> **Problem to solve**
Images do not belong in the copy. Retype all the entries below exactly.

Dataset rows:
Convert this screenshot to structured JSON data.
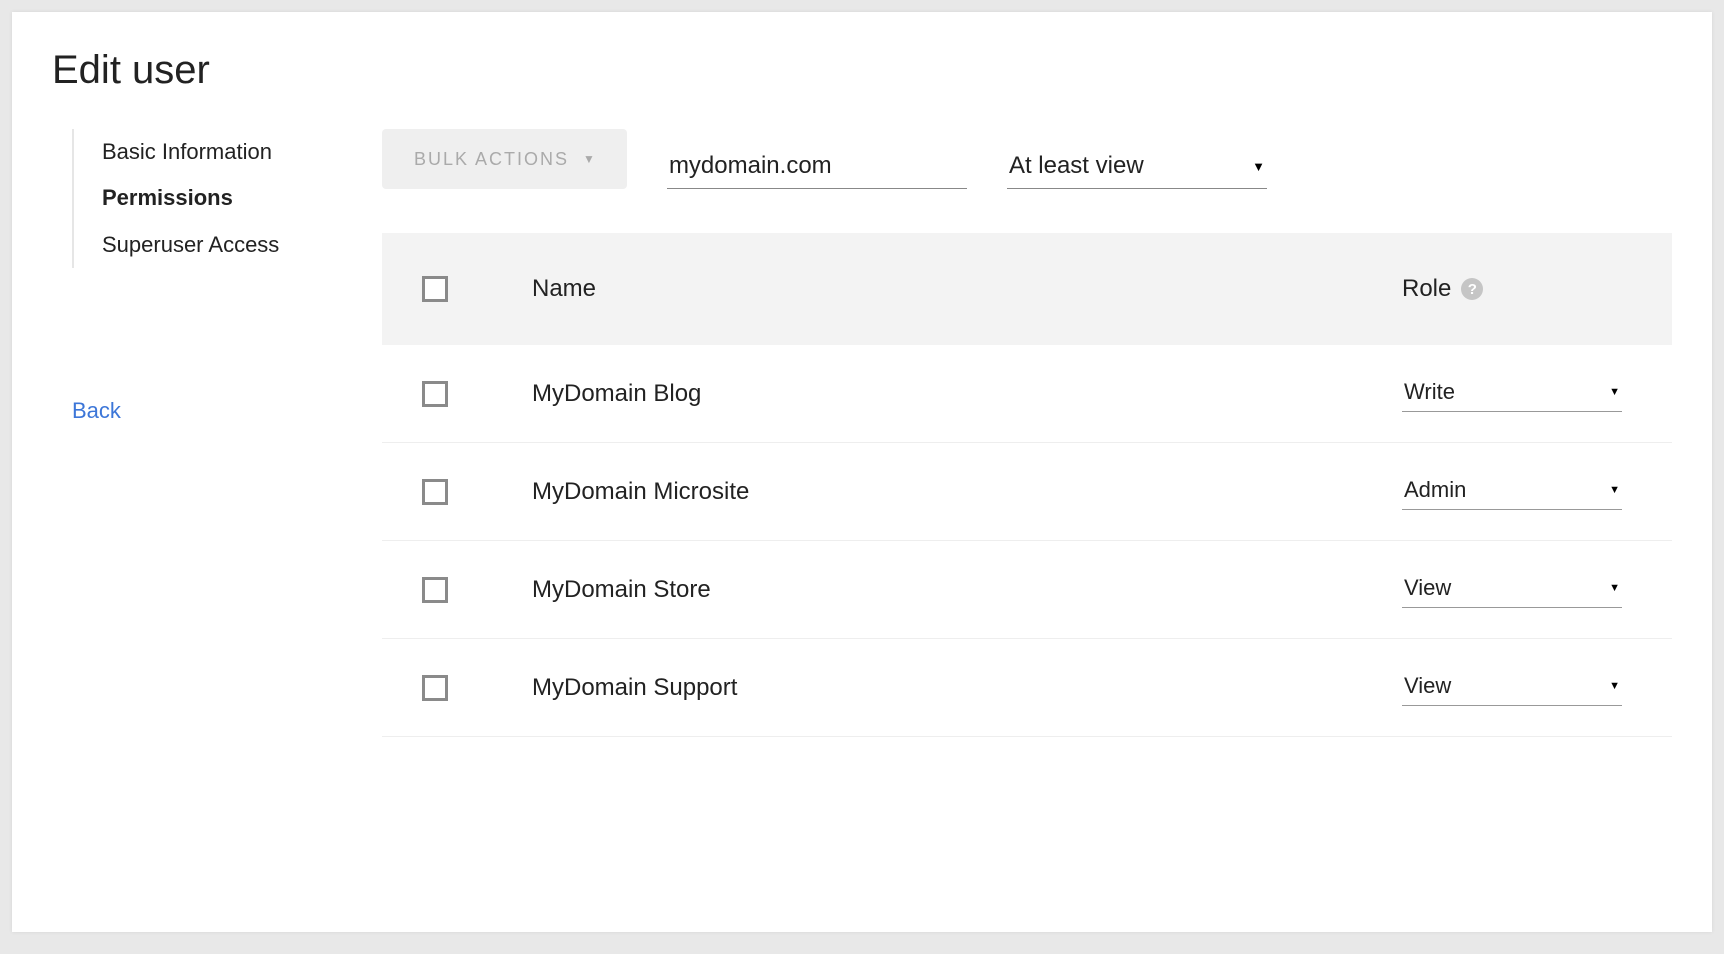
{
  "page": {
    "title": "Edit user"
  },
  "sidebar": {
    "items": [
      {
        "label": "Basic Information",
        "active": false
      },
      {
        "label": "Permissions",
        "active": true
      },
      {
        "label": "Superuser Access",
        "active": false
      }
    ],
    "back_label": "Back"
  },
  "toolbar": {
    "bulk_actions_label": "BULK ACTIONS",
    "domain_filter_value": "mydomain.com",
    "role_filter_value": "At least view"
  },
  "table": {
    "columns": {
      "name": "Name",
      "role": "Role"
    },
    "help_glyph": "?",
    "rows": [
      {
        "name": "MyDomain Blog",
        "role": "Write"
      },
      {
        "name": "MyDomain Microsite",
        "role": "Admin"
      },
      {
        "name": "MyDomain Store",
        "role": "View"
      },
      {
        "name": "MyDomain Support",
        "role": "View"
      }
    ]
  }
}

> **Reply**
Convert this screenshot to structured JSON data.
{
  "page": {
    "title": "Edit user"
  },
  "sidebar": {
    "items": [
      {
        "label": "Basic Information",
        "active": false
      },
      {
        "label": "Permissions",
        "active": true
      },
      {
        "label": "Superuser Access",
        "active": false
      }
    ],
    "back_label": "Back"
  },
  "toolbar": {
    "bulk_actions_label": "BULK ACTIONS",
    "domain_filter_value": "mydomain.com",
    "role_filter_value": "At least view"
  },
  "table": {
    "columns": {
      "name": "Name",
      "role": "Role"
    },
    "help_glyph": "?",
    "rows": [
      {
        "name": "MyDomain Blog",
        "role": "Write"
      },
      {
        "name": "MyDomain Microsite",
        "role": "Admin"
      },
      {
        "name": "MyDomain Store",
        "role": "View"
      },
      {
        "name": "MyDomain Support",
        "role": "View"
      }
    ]
  }
}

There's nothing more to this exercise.